───── Supplied data ─────
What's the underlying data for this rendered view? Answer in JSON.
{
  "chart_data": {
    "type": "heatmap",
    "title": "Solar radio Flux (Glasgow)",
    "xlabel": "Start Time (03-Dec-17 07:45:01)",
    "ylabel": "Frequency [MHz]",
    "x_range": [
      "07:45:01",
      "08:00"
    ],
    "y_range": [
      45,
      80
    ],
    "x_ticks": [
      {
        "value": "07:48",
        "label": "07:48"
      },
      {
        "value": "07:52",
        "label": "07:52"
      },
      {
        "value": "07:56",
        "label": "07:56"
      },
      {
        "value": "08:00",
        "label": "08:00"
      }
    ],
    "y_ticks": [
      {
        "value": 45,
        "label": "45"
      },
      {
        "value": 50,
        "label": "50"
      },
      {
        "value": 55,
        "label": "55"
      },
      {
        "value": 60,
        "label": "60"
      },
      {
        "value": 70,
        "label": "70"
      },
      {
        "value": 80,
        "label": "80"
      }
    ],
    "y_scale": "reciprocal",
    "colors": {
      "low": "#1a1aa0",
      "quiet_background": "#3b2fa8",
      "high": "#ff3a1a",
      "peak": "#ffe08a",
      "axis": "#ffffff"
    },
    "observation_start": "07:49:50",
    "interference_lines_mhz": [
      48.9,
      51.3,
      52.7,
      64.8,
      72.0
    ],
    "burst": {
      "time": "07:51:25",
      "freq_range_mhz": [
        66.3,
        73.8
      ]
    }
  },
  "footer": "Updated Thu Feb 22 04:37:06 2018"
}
─────
Objective
Above are some records. Print them all exactly.

Answer to this exercise
What's the underlying data for this rendered view? Answer in JSON.
{
  "chart_data": {
    "type": "heatmap",
    "title": "Solar radio Flux (Glasgow)",
    "xlabel": "Start Time (03-Dec-17 07:45:01)",
    "ylabel": "Frequency [MHz]",
    "x_range": [
      "07:45:01",
      "08:00"
    ],
    "y_range": [
      45,
      80
    ],
    "x_ticks": [
      {
        "value": "07:48",
        "label": "07:48"
      },
      {
        "value": "07:52",
        "label": "07:52"
      },
      {
        "value": "07:56",
        "label": "07:56"
      },
      {
        "value": "08:00",
        "label": "08:00"
      }
    ],
    "y_ticks": [
      {
        "value": 45,
        "label": "45"
      },
      {
        "value": 50,
        "label": "50"
      },
      {
        "value": 55,
        "label": "55"
      },
      {
        "value": 60,
        "label": "60"
      },
      {
        "value": 70,
        "label": "70"
      },
      {
        "value": 80,
        "label": "80"
      }
    ],
    "y_scale": "reciprocal",
    "colors": {
      "low": "#1a1aa0",
      "quiet_background": "#3b2fa8",
      "high": "#ff3a1a",
      "peak": "#ffe08a",
      "axis": "#ffffff"
    },
    "observation_start": "07:49:50",
    "interference_lines_mhz": [
      48.9,
      51.3,
      52.7,
      64.8,
      72.0
    ],
    "burst": {
      "time": "07:51:25",
      "freq_range_mhz": [
        66.3,
        73.8
      ]
    }
  },
  "footer": "Updated Thu Feb 22 04:37:06 2018"
}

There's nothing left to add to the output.